--- What the task requires ---
Lines holding the string "amplitude" are the ones to copy from this listing.

--- Records to process ---
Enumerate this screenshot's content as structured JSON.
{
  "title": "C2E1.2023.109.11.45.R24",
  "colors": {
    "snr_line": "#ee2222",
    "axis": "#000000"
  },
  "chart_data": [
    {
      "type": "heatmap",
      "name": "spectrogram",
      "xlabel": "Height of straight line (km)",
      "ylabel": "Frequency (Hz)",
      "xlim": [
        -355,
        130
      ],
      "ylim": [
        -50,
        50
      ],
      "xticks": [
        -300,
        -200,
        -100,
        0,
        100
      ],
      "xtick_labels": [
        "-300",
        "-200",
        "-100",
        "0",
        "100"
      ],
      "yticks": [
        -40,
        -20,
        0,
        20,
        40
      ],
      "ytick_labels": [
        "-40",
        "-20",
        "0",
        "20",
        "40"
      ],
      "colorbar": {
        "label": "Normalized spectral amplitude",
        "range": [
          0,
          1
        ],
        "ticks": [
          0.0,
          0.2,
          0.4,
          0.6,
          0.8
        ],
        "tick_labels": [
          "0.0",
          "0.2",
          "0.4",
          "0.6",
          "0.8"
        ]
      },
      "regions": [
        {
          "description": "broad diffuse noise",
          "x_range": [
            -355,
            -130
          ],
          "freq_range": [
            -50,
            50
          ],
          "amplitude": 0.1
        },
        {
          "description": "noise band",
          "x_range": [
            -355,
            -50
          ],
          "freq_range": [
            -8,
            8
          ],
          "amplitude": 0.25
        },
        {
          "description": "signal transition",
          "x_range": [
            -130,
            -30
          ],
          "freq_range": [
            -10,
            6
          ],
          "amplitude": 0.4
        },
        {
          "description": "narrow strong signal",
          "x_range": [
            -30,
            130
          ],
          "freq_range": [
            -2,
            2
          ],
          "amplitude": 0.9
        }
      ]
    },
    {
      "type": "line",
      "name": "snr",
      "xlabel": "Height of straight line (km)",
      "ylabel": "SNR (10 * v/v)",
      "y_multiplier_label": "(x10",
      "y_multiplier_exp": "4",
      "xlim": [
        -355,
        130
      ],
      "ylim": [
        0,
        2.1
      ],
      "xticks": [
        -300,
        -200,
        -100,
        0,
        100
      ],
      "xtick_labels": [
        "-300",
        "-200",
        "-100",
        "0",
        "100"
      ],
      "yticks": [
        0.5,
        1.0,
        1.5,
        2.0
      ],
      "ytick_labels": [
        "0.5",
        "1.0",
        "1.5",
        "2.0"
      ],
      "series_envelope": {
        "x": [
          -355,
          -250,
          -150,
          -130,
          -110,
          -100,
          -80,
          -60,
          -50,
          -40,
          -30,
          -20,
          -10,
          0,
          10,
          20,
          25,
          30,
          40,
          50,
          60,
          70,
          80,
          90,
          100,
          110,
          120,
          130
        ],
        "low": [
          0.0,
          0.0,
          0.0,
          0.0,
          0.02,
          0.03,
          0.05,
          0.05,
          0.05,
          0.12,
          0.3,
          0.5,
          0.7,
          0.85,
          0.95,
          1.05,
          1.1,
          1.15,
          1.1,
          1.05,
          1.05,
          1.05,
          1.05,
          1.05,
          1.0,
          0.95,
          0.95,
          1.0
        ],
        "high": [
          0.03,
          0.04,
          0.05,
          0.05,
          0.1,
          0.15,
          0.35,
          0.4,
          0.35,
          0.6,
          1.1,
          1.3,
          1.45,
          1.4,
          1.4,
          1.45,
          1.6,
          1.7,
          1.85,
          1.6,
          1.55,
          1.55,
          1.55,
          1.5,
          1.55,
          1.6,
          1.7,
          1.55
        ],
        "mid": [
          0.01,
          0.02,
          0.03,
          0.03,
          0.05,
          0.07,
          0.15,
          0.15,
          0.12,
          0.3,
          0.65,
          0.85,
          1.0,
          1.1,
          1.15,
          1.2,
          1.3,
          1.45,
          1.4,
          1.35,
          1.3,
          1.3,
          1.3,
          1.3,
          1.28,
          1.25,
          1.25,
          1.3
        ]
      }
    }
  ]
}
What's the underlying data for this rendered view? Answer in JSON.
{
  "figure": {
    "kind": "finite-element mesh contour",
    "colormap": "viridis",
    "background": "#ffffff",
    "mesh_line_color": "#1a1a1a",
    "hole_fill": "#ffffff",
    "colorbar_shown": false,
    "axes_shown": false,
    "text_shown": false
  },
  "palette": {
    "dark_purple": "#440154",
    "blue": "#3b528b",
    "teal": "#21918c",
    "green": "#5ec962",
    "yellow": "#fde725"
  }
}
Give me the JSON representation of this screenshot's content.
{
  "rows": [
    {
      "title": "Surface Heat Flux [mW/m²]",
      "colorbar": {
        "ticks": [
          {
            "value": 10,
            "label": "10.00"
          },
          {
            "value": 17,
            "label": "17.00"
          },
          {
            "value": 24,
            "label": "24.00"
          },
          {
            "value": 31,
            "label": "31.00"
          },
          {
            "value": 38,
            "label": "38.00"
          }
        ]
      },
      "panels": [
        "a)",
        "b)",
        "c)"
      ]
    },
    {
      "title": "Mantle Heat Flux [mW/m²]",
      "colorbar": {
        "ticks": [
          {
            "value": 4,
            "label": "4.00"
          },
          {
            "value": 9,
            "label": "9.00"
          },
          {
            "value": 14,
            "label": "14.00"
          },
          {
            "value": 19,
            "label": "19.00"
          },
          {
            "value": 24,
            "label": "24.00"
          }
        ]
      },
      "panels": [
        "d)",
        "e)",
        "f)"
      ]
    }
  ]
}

--- Full output ---
        "label": "Normalized spectral amplitude",
          "amplitude": 0.1
          "amplitude": 0.25
          "amplitude": 0.4
          "amplitude": 0.9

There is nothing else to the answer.